── The data

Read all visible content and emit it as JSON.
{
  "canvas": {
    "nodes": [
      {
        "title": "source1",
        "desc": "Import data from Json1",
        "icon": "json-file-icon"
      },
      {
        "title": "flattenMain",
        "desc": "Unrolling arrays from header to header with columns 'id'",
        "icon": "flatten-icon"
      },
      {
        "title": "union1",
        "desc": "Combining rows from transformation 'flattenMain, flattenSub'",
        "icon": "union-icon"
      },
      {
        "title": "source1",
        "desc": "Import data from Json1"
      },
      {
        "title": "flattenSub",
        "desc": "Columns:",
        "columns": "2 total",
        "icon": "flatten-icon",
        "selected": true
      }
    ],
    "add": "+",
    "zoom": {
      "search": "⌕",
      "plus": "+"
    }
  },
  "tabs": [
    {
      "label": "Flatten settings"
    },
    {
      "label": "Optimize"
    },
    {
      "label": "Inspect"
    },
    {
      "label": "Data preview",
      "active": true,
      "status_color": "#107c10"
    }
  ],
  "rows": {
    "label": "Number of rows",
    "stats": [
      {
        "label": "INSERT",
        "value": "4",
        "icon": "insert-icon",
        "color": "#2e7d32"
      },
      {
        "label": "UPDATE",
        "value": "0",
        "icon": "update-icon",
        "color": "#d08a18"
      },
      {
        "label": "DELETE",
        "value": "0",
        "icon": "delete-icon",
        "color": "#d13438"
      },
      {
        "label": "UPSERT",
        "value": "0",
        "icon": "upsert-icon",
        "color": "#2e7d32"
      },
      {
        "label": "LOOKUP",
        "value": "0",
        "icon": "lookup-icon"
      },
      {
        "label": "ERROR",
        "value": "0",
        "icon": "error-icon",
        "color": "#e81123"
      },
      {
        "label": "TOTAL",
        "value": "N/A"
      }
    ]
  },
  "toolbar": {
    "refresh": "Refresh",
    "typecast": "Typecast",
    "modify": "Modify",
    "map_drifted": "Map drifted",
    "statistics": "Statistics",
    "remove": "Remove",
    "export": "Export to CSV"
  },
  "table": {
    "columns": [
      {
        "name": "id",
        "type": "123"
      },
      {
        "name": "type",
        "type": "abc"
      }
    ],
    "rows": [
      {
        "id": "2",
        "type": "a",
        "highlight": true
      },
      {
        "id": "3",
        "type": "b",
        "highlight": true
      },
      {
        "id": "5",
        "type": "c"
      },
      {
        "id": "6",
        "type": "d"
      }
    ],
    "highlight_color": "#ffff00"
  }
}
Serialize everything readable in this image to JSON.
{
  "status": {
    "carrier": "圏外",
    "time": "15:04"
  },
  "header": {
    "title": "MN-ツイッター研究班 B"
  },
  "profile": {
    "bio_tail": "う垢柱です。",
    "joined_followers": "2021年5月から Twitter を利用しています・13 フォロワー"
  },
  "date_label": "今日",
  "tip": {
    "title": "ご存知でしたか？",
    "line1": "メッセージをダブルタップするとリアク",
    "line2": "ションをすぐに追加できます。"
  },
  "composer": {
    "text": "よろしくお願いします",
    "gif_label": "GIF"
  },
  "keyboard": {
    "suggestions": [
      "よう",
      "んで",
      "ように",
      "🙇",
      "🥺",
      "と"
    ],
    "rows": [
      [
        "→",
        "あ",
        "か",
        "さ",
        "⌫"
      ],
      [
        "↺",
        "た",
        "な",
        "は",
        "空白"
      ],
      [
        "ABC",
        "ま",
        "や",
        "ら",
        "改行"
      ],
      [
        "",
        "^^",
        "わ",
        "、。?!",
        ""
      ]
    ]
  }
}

────

▸ **What the task asks**:
Work through the records line by line and tally those holding "desc". Reply with the number alone.

▸ **Solved problem**:
5